> STATED GOAL
Return each line containing the string "life".

> EXCERPTED RECORDS
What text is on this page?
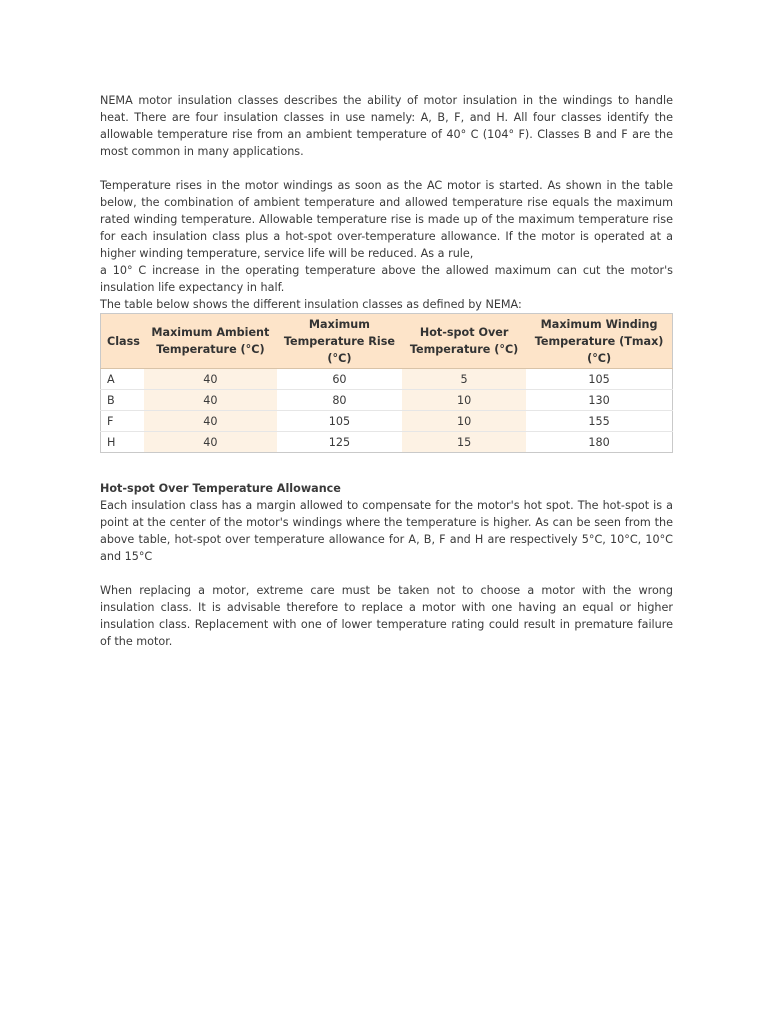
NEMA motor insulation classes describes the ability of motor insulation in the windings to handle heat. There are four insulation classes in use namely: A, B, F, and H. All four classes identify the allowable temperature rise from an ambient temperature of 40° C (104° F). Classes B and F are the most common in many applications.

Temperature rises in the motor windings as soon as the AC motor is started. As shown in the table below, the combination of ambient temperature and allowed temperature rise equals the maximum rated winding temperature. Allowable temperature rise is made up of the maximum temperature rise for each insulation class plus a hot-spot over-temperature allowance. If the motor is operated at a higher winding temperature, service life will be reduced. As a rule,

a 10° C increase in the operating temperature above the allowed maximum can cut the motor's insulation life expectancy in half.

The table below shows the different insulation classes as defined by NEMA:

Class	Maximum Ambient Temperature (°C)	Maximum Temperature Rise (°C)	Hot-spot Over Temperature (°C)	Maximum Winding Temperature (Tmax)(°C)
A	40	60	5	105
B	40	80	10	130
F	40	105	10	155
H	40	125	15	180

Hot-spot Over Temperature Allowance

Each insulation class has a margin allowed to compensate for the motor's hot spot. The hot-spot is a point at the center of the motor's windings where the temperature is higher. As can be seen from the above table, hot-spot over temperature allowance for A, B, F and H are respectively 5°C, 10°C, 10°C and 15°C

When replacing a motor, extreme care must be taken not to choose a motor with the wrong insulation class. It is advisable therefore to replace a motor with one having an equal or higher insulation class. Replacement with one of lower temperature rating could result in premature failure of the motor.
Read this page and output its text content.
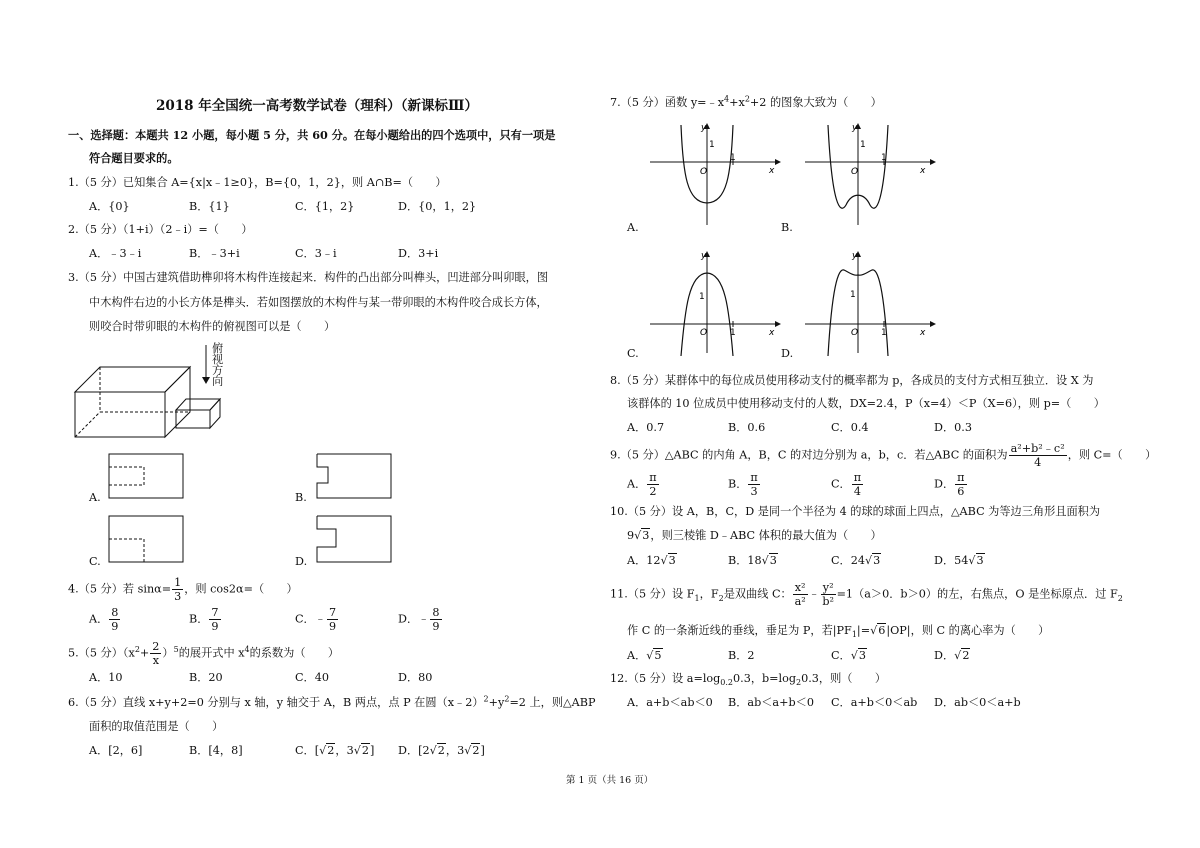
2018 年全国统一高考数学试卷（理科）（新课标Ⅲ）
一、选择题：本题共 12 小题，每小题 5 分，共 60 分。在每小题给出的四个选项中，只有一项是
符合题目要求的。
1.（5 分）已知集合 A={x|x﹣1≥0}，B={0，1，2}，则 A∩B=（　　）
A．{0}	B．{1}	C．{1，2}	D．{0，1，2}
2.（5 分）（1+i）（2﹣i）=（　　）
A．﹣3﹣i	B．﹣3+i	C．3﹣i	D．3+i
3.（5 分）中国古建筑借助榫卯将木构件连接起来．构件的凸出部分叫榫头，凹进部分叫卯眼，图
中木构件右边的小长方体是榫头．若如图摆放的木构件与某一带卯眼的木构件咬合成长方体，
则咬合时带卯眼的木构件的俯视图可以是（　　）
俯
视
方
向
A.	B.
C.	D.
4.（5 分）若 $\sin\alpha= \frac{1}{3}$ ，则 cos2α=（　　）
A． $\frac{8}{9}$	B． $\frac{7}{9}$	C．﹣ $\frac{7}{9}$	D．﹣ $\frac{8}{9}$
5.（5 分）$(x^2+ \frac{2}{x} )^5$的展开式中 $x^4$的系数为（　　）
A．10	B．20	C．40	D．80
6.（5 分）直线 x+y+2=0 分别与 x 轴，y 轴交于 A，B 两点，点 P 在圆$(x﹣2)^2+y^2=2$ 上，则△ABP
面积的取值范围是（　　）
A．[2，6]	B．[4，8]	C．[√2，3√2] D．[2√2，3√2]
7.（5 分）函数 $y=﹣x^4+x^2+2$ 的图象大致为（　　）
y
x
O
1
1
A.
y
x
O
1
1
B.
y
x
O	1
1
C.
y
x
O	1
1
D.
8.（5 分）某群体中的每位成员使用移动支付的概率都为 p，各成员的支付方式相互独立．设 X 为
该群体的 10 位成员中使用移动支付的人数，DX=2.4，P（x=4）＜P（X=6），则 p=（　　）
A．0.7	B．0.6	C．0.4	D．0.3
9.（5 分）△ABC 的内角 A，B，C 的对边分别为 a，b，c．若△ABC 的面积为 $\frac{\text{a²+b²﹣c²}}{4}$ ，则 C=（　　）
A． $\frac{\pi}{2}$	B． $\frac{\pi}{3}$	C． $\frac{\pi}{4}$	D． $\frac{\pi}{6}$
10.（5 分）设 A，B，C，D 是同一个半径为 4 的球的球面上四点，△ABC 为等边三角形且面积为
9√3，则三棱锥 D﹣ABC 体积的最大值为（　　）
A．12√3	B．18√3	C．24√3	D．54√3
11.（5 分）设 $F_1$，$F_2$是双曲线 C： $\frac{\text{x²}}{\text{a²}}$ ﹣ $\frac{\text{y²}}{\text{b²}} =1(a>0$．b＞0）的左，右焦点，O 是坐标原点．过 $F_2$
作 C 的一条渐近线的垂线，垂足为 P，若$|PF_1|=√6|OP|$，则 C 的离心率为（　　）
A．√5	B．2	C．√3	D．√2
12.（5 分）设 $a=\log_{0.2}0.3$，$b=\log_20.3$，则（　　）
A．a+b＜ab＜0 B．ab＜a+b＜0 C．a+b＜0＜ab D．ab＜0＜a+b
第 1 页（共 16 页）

* * *

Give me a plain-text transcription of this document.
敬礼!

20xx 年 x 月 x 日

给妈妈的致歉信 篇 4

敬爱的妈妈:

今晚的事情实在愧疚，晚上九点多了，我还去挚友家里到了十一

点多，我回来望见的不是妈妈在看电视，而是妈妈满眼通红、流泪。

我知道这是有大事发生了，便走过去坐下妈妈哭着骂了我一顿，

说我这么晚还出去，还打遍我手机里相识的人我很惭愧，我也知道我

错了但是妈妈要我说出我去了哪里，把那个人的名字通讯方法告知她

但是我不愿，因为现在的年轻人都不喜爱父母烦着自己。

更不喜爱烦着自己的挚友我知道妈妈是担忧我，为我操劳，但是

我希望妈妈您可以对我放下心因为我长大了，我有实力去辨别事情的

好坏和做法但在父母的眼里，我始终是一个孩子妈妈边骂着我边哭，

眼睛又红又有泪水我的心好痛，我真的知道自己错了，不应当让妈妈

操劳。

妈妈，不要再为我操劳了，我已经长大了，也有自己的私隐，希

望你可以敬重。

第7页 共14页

> SOLUTION TO THIS TASK
Temperature rises in the motor windings as soon as the AC motor is started. As shown in the table below, the combination of ambient temperature and allowed temperature rise equals the maximum rated winding temperature. Allowable temperature rise is made up of the maximum temperature rise for each insulation class plus a hot-spot over-temperature allowance. If the motor is operated at a higher winding temperature, service life will be reduced. As a rule,
a 10° C increase in the operating temperature above the allowed maximum can cut the motor's insulation life expectancy in half.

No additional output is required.